→ WHAT YOU SHOULD DO
Repeat the whole listing exactly.

→ TASK MATERIAL
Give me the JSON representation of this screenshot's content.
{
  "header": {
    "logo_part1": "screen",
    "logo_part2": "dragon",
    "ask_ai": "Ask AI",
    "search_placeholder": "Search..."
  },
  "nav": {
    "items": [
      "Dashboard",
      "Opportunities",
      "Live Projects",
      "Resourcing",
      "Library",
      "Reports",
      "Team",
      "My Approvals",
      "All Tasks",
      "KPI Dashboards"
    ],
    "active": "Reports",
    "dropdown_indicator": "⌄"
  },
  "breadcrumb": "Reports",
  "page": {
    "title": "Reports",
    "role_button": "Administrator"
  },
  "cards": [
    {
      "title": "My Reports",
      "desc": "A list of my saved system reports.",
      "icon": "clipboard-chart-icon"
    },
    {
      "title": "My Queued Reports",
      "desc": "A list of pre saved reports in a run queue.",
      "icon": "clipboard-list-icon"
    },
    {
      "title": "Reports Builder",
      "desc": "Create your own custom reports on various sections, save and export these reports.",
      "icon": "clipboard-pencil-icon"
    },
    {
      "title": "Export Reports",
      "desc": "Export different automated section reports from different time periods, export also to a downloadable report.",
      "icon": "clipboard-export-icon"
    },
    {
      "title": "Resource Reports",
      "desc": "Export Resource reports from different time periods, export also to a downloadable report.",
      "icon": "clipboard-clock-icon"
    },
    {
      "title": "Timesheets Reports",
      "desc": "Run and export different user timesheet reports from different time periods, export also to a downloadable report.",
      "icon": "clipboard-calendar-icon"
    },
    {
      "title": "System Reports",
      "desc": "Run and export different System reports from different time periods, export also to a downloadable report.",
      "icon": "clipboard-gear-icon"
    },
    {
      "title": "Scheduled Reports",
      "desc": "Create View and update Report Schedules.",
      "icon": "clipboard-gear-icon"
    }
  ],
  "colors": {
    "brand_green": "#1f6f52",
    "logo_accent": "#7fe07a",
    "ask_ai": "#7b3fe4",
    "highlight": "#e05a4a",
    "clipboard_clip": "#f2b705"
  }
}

→ ANSWER
Give me the JSON representation of this screenshot's content.
{
  "header": {
    "logo_part1": "screen",
    "logo_part2": "dragon",
    "ask_ai": "Ask AI",
    "search_placeholder": "Search..."
  },
  "nav": {
    "items": [
      "Dashboard",
      "Opportunities",
      "Live Projects",
      "Resourcing",
      "Library",
      "Reports",
      "Team",
      "My Approvals",
      "All Tasks",
      "KPI Dashboards"
    ],
    "active": "Reports",
    "dropdown_indicator": "⌄"
  },
  "breadcrumb": "Reports",
  "page": {
    "title": "Reports",
    "role_button": "Administrator"
  },
  "cards": [
    {
      "title": "My Reports",
      "desc": "A list of my saved system reports.",
      "icon": "clipboard-chart-icon"
    },
    {
      "title": "My Queued Reports",
      "desc": "A list of pre saved reports in a run queue.",
      "icon": "clipboard-list-icon"
    },
    {
      "title": "Reports Builder",
      "desc": "Create your own custom reports on various sections, save and export these reports.",
      "icon": "clipboard-pencil-icon"
    },
    {
      "title": "Export Reports",
      "desc": "Export different automated section reports from different time periods, export also to a downloadable report.",
      "icon": "clipboard-export-icon"
    },
    {
      "title": "Resource Reports",
      "desc": "Export Resource reports from different time periods, export also to a downloadable report.",
      "icon": "clipboard-clock-icon"
    },
    {
      "title": "Timesheets Reports",
      "desc": "Run and export different user timesheet reports from different time periods, export also to a downloadable report.",
      "icon": "clipboard-calendar-icon"
    },
    {
      "title": "System Reports",
      "desc": "Run and export different System reports from different time periods, export also to a downloadable report.",
      "icon": "clipboard-gear-icon"
    },
    {
      "title": "Scheduled Reports",
      "desc": "Create View and update Report Schedules.",
      "icon": "clipboard-gear-icon"
    }
  ],
  "colors": {
    "brand_green": "#1f6f52",
    "logo_accent": "#7fe07a",
    "ask_ai": "#7b3fe4",
    "highlight": "#e05a4a",
    "clipboard_clip": "#f2b705"
  }
}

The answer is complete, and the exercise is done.